Keluhan tersebut mengemuka dalam Dialog Capres Bersama Kadin di Djakarta Theater, Kamis, 11 Januari 2024.
Dua calon presiden (capres), yaitu capres nomor urut 1 Anies Baswedan dan capres nomor urut 3 Ganjar Pranowo, hadir memenuhi undangan Kamar Dagang dan Industri (Kadin) Indonesia secara bergantian. Capres nomor urut 2 Prabowo Subianto meminta dialog dengannya diundur ke hari ini. Prabowo terpantau berkampanye di Bengkulu, Kamis, 11 Januari 2024.
Dalam kesempatan dialog tersebut, Anies diminta mengemukakan strategi untuk perluasan wajib pajak agar tidak hanya wajib pajak yang ada saat ini yang menanggung beban pajak.
"Fakta di lapangan menunjukkan pelaku usaha yang taat pajak harus bersaing dengan pelaku usaha yang tidak taat pajak. Akibatnya cost yang dipikul pelaku usaha yang taat pajak jadi lebih tinggi jika dibandingkan dengan pelaku usaha yang tidak taat pajak," tutur Ketua Komite Tetap Perpajakan Kadin Indonesia Siddhi Widyaprathama.

Deskripsi Latihan -> Menurut bacaan latihan, Dialog Capres Bersama Kadin diadakan di mana?

Data Ditampilkan ->

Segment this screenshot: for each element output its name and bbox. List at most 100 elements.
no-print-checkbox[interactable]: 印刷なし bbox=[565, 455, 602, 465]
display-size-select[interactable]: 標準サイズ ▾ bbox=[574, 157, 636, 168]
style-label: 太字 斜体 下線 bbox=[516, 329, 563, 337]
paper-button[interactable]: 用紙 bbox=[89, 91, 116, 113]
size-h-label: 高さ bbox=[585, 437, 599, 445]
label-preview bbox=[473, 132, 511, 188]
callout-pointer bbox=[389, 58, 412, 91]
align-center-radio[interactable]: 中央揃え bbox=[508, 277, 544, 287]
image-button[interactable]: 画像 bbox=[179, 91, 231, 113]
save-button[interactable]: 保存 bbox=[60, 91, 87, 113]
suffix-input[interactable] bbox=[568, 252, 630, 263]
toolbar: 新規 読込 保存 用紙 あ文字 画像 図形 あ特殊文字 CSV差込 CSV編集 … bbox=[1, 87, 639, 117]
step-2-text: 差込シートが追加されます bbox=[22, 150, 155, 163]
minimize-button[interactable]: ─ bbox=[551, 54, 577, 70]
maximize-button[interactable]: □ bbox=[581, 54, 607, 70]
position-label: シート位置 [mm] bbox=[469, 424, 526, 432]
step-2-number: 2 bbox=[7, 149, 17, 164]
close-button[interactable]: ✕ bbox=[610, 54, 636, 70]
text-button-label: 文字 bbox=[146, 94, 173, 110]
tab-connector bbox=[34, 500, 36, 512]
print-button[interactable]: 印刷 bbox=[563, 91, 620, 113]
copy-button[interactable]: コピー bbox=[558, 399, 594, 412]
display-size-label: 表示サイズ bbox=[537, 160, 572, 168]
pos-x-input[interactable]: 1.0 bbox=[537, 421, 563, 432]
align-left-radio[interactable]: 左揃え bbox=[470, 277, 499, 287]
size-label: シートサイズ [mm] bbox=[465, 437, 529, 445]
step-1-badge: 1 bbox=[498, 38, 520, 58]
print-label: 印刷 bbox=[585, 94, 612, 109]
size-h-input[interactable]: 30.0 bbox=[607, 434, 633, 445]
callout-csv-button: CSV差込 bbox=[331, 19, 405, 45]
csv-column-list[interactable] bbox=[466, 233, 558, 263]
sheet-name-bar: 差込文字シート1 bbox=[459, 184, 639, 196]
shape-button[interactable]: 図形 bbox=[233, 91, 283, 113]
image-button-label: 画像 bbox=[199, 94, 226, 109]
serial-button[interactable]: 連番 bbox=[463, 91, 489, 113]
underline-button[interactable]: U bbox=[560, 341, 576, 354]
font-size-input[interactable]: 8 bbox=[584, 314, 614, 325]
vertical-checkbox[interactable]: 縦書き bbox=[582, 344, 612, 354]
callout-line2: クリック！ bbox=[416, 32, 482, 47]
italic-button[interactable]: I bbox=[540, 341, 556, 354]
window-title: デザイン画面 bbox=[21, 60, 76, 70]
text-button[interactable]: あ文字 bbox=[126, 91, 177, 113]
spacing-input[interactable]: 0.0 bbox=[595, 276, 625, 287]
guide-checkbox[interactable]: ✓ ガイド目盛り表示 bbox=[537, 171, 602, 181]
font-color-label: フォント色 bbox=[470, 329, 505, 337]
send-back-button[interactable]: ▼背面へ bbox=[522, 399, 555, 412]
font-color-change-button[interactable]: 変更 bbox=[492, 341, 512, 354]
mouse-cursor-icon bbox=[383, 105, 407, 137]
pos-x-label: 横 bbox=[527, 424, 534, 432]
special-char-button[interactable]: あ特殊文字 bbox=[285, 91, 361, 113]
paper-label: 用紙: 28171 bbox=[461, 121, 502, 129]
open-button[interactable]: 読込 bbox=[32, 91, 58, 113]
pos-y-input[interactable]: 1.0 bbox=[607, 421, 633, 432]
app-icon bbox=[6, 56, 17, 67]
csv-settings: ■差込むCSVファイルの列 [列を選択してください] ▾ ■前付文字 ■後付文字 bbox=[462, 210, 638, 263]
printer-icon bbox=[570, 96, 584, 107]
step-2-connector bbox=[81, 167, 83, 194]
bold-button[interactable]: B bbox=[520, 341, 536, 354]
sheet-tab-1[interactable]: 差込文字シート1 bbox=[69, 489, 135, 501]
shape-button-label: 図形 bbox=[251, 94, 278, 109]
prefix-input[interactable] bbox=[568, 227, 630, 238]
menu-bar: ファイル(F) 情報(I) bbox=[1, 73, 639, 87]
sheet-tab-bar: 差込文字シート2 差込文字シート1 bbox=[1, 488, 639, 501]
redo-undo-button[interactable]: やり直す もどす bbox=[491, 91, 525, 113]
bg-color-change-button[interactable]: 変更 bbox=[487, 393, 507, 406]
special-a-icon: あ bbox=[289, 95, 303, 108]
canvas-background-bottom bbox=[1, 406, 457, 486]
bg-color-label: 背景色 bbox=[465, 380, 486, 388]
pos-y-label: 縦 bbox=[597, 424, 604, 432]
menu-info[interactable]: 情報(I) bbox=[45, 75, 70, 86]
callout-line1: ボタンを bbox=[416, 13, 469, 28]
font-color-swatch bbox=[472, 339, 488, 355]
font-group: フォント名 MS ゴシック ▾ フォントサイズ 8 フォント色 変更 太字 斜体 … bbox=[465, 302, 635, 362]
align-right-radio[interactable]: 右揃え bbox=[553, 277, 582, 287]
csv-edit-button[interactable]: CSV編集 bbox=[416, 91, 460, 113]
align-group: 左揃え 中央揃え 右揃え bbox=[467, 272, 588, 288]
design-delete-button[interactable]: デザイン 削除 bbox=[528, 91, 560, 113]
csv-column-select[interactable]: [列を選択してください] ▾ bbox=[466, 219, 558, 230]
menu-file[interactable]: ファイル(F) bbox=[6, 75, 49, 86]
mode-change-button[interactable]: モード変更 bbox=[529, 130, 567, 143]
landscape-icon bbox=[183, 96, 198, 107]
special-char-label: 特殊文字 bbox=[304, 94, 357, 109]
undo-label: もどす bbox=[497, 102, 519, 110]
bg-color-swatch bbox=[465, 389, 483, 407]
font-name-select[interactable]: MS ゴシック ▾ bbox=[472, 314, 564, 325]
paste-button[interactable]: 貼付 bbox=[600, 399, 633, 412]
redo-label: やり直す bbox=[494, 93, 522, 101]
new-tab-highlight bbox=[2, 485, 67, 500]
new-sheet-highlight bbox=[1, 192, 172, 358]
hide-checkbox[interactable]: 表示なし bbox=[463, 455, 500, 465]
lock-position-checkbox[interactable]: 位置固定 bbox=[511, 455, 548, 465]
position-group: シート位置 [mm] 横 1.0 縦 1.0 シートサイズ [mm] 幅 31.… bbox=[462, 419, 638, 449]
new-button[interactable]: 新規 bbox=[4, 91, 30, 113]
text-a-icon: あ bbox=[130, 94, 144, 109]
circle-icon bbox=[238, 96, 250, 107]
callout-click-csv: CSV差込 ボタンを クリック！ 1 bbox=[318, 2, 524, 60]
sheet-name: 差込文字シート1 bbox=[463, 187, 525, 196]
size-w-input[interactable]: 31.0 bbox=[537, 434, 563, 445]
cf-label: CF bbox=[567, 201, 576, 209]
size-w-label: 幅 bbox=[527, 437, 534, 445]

Hasil -> Di Djakarta Theater.